[BEGIN Article]
### Heroes Of Pymoli Data Analysis
* A vast majority of players are male (84.03%). 
* In terms of age demographics 77% of players are between the ages of 15-29, out of which 44% are between 20-24. 
* There seems to be no correlation between price of item and amount of items purchased. 


In [1]:
import pandas as pd
import numpy as np

file = "Resources/purchase_data.csv"

data = pd.read_csv(file)

In [2]:
data.head()

Unnamed: 0,Purchase ID,SN,Age,Gender,Item ID,Item Name,Price
0,0,Lisim78,20,Male,108,"Extraction, Quickblade Of Trembling Hands",3.53
1,1,Lisovynya38,40,Male,143,Frenzied Scimitar,1.56
2,2,Ithergue48,24,Male,92,Final Critic,4.88
3,3,Chamassasya86,24,Male,100,Blindscythe,3.27
4,4,Iskosia90,23,Male,131,Fury,1.44


In [3]:
data['Price'] = data['Price'].astype(float)
[END Article]
> [Direction 1]:
Decide whether each statement agrees with the Heroes Of Pymoli analysis. Answer yes or no, and quote the deciding words. (a) Most players are male. (b) The item price is correlated with the number of items bought. (c) The purchase data is loaded from a file in the Resources folder.
[BEGIN Material shown]
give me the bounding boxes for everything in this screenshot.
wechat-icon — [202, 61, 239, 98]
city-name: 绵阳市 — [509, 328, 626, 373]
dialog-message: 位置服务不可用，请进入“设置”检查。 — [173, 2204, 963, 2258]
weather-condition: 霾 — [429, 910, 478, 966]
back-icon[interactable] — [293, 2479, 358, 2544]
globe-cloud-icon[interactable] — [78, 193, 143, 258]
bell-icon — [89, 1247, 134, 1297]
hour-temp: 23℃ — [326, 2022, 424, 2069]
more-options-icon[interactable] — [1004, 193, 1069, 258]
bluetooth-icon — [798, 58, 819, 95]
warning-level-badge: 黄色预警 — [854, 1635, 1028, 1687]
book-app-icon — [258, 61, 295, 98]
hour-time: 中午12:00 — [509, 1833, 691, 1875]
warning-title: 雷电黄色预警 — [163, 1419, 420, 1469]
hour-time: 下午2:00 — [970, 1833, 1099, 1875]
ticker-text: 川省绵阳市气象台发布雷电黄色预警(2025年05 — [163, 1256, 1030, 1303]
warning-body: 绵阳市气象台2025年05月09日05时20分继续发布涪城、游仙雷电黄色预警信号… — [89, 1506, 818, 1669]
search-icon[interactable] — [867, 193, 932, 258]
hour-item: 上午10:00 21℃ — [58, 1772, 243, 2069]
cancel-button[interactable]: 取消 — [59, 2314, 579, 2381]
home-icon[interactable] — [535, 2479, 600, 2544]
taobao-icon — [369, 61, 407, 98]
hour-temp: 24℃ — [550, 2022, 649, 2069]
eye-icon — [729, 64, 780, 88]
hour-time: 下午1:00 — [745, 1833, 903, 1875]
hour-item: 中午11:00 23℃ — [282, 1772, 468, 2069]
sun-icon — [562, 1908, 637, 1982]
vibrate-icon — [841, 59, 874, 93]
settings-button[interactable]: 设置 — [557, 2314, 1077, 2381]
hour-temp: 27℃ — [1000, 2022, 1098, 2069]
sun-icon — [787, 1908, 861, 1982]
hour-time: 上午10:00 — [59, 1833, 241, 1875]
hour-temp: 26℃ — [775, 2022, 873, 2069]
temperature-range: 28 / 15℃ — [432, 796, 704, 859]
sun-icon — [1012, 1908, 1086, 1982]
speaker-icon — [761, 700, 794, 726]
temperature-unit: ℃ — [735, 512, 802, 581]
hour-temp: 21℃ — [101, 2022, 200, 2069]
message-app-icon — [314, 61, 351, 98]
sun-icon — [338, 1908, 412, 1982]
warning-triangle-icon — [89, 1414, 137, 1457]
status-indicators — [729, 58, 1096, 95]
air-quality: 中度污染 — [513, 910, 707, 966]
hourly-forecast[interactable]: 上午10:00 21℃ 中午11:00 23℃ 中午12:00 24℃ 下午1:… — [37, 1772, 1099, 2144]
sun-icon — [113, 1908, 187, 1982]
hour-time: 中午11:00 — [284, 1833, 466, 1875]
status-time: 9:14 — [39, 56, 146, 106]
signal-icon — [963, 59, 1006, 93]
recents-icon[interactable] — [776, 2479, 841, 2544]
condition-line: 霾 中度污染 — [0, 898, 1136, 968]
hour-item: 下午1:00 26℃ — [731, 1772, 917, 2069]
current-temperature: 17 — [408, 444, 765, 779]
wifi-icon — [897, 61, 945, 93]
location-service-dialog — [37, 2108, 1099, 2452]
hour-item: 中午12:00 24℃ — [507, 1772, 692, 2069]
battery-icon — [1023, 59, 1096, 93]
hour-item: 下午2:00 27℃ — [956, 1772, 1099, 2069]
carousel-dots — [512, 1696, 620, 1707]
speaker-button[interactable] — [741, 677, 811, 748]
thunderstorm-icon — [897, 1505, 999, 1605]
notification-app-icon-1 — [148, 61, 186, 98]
[END Material shown]
> [Direction 2]:
Write out the part of the listing that opens with its first line and closes with the line containing "search-icon[interactable] — [867, 193, 932, 258]", both ends included.

> [Expected output 1]:
(a) Yes: "A vast majority of players are male (84.03%)."
(b) No: "There seems to be no correlation between price of item and amount of items purchased."
(c) Yes: file = "Resources/purchase_data.csv"

> [Expected output 2]:
give me the bounding boxes for everything in this screenshot.
wechat-icon — [202, 61, 239, 98]
city-name: 绵阳市 — [509, 328, 626, 373]
dialog-message: 位置服务不可用，请进入“设置”检查。 — [173, 2204, 963, 2258]
weather-condition: 霾 — [429, 910, 478, 966]
back-icon[interactable] — [293, 2479, 358, 2544]
globe-cloud-icon[interactable] — [78, 193, 143, 258]
bell-icon — [89, 1247, 134, 1297]
hour-temp: 23℃ — [326, 2022, 424, 2069]
more-options-icon[interactable] — [1004, 193, 1069, 258]
bluetooth-icon — [798, 58, 819, 95]
warning-level-badge: 黄色预警 — [854, 1635, 1028, 1687]
book-app-icon — [258, 61, 295, 98]
hour-time: 中午12:00 — [509, 1833, 691, 1875]
warning-title: 雷电黄色预警 — [163, 1419, 420, 1469]
hour-time: 下午2:00 — [970, 1833, 1099, 1875]
ticker-text: 川省绵阳市气象台发布雷电黄色预警(2025年05 — [163, 1256, 1030, 1303]
warning-body: 绵阳市气象台2025年05月09日05时20分继续发布涪城、游仙雷电黄色预警信号… — [89, 1506, 818, 1669]
search-icon[interactable] — [867, 193, 932, 258]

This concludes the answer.